[START STORED ROWS]
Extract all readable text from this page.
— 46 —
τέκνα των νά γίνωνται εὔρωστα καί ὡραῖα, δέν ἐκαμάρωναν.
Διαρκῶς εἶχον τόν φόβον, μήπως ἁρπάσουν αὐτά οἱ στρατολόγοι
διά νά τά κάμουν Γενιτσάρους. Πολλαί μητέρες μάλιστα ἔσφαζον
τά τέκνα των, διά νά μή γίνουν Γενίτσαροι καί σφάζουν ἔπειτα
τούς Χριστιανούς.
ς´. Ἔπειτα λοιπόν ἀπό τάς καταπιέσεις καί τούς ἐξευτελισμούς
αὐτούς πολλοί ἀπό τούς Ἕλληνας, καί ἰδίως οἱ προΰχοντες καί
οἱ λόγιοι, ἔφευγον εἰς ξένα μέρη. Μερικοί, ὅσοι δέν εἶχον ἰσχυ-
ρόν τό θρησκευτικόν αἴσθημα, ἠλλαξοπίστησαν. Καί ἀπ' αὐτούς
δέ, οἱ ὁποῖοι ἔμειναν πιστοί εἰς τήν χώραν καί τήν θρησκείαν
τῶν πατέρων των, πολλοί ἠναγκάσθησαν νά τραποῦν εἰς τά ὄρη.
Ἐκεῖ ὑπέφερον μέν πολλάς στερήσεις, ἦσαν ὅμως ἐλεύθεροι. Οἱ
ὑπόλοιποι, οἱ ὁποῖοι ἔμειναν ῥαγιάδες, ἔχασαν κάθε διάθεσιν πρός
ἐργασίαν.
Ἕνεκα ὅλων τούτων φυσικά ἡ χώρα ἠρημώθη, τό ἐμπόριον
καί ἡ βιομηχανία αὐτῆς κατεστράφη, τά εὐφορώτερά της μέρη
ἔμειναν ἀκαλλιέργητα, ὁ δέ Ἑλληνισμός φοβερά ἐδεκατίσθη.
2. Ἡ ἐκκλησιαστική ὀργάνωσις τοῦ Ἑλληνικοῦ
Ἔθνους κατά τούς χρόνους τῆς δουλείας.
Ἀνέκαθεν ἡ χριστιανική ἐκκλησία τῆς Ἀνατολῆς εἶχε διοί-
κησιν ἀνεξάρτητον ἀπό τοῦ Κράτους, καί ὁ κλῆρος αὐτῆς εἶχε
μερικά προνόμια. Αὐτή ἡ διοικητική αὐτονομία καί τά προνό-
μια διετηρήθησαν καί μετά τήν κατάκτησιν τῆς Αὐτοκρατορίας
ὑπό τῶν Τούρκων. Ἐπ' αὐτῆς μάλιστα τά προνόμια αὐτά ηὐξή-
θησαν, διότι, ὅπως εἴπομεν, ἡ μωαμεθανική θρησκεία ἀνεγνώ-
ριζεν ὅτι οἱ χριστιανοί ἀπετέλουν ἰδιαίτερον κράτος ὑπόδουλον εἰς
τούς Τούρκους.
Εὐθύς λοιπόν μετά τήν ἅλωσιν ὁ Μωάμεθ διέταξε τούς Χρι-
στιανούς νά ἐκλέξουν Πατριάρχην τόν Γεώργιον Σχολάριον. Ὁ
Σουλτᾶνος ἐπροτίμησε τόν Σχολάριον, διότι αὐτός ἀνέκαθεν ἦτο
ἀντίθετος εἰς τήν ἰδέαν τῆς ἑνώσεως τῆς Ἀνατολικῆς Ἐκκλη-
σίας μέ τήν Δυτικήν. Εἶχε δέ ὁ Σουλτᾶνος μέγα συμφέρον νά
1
[END STORED ROWS]
- _AIM_
In the listing, find every line containing the word "ὁποῖοι" and list it.

- _RESULT BELOW_
δέ, οἱ ὁποῖοι ἔμειναν πιστοί εἰς τήν χώραν καί τήν θρησκείαν
ὑπόλοιποι, οἱ ὁποῖοι ἔμειναν ῥαγιάδες, ἔχασαν κάθε διάθεσιν πρός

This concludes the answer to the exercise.